▶ **Goal**: Take each line containing the word "карта" and copy it.

▶ **Extracted data**:
(begin)

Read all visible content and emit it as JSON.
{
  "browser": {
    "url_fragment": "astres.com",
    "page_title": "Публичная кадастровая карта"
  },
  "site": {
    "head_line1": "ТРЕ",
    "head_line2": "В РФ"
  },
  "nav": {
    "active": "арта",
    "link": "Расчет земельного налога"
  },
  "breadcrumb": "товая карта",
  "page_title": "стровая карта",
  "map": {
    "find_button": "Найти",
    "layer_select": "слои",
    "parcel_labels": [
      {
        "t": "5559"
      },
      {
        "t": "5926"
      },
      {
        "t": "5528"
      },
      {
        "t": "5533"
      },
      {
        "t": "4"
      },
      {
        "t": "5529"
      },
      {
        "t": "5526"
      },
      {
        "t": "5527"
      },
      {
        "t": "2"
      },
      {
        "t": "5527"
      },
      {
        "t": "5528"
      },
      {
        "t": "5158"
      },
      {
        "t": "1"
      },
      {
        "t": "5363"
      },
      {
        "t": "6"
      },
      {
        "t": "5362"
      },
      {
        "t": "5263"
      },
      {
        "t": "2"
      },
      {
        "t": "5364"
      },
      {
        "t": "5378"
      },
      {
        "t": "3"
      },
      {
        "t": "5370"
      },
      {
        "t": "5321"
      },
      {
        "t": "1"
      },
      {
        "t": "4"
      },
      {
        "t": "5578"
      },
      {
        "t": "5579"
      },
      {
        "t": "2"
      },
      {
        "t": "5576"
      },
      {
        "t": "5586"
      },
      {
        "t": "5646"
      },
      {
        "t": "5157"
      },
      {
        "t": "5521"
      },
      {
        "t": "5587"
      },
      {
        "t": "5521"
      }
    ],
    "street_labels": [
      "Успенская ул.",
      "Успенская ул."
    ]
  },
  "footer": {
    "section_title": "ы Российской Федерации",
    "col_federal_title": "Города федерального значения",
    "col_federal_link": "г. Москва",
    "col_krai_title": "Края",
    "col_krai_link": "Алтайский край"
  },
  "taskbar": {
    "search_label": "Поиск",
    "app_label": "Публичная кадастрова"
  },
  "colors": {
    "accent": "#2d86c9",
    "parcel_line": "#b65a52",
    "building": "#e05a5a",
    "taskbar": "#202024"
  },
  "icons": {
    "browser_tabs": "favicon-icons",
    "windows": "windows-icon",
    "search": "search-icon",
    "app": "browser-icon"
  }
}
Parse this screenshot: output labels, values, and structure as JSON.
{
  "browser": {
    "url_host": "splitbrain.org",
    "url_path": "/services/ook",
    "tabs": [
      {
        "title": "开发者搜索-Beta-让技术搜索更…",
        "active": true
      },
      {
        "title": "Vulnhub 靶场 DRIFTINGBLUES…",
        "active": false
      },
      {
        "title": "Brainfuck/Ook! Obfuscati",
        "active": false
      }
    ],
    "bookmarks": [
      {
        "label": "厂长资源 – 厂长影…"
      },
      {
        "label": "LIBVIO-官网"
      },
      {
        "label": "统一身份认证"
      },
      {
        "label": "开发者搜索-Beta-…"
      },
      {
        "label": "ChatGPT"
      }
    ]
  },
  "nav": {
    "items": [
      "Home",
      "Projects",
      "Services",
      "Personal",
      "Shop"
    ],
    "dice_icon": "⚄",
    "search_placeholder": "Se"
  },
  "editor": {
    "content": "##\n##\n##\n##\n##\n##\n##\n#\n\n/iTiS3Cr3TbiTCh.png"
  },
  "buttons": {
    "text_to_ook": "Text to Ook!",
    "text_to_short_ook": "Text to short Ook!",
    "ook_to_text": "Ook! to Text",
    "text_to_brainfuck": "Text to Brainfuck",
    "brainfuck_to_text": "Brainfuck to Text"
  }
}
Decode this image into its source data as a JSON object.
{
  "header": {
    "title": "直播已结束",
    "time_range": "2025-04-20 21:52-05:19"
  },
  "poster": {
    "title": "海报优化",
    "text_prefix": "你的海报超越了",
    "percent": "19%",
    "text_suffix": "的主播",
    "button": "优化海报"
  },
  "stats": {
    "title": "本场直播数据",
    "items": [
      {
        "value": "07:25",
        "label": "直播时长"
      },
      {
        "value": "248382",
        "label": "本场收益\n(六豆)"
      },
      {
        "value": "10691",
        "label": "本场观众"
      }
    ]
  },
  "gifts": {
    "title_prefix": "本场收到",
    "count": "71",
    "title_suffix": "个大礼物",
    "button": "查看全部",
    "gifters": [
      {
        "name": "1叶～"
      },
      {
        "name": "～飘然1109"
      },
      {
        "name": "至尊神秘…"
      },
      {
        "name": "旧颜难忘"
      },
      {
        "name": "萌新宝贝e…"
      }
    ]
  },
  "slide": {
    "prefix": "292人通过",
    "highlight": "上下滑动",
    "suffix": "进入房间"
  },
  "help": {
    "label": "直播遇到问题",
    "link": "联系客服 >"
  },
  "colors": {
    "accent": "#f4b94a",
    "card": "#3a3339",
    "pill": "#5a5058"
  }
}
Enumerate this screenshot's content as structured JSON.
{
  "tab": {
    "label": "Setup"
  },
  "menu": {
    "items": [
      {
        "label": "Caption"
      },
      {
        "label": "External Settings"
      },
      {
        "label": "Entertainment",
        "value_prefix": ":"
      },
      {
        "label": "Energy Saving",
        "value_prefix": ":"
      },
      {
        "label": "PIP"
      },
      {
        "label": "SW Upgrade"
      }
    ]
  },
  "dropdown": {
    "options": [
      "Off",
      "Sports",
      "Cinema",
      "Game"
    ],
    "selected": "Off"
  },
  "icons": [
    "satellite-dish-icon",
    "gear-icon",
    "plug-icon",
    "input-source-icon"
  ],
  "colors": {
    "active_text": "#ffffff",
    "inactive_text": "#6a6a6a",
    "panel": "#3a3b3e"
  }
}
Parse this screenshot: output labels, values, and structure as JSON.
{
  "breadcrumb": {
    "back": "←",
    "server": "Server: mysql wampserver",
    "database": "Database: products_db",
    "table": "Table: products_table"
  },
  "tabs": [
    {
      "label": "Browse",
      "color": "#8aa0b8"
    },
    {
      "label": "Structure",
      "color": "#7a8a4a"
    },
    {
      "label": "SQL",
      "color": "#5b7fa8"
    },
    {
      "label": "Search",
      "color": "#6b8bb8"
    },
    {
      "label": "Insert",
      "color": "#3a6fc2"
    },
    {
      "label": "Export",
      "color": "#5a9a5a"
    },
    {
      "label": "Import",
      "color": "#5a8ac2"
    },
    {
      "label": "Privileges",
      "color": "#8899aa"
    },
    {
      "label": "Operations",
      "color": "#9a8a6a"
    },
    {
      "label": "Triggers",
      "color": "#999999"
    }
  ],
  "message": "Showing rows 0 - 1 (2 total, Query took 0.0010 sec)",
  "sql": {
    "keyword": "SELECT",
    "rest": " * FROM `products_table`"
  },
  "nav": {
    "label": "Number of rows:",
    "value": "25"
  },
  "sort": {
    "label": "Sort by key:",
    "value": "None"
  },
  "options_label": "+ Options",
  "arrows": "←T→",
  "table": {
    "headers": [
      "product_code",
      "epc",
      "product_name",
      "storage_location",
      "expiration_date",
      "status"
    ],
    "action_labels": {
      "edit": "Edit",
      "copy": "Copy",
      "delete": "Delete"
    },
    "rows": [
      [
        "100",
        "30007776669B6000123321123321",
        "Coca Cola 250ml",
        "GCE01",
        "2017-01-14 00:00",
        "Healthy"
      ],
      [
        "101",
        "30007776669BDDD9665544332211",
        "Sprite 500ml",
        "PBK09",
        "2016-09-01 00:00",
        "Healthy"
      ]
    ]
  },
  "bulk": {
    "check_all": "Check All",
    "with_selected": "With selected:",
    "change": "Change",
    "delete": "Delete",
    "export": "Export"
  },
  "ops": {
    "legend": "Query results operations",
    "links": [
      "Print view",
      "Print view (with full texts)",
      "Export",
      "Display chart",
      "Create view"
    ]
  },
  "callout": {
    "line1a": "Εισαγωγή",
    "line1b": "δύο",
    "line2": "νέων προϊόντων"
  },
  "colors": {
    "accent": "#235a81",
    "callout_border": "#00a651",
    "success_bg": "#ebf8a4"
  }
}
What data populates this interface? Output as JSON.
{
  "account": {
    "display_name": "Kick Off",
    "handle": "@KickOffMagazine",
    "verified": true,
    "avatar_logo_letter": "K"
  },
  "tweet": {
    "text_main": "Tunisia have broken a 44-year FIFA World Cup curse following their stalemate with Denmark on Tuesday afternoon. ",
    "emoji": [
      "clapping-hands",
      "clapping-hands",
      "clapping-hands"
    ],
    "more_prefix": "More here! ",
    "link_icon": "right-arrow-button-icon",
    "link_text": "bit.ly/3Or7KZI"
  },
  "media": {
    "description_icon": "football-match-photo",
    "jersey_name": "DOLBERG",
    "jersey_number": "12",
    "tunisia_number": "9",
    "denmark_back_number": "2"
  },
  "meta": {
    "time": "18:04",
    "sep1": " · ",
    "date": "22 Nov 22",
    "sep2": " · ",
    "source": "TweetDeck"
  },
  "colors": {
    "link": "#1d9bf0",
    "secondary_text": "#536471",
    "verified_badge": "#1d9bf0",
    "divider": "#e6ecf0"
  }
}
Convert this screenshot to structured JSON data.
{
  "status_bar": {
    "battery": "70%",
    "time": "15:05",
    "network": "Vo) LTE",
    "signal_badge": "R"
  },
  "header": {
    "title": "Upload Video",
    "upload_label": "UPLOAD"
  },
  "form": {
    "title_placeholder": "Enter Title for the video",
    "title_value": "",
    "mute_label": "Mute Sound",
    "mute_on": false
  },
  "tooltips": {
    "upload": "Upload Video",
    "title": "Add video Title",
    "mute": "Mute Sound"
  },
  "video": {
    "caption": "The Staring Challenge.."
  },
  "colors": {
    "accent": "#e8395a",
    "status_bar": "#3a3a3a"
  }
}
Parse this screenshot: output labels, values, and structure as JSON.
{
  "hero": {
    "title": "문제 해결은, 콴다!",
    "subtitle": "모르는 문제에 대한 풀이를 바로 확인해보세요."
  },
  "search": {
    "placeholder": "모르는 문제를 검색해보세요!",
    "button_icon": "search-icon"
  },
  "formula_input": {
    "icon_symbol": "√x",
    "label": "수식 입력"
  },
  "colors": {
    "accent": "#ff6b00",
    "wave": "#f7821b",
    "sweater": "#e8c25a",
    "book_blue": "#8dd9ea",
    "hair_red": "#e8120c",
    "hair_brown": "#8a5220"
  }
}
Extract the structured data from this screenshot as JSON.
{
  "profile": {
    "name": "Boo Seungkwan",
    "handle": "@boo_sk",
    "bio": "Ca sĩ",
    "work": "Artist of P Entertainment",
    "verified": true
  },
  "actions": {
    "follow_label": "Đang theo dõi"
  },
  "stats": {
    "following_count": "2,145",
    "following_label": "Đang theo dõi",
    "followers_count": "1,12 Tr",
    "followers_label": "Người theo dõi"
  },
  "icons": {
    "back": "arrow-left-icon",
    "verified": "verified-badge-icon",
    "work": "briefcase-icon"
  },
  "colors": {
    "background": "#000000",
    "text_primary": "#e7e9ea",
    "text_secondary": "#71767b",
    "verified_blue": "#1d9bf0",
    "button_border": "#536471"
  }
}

(end)

▶ **Response below**:
    "page_title": "Публичная кадастровая карта"
  "breadcrumb": "товая карта",
  "page_title": "стровая карта",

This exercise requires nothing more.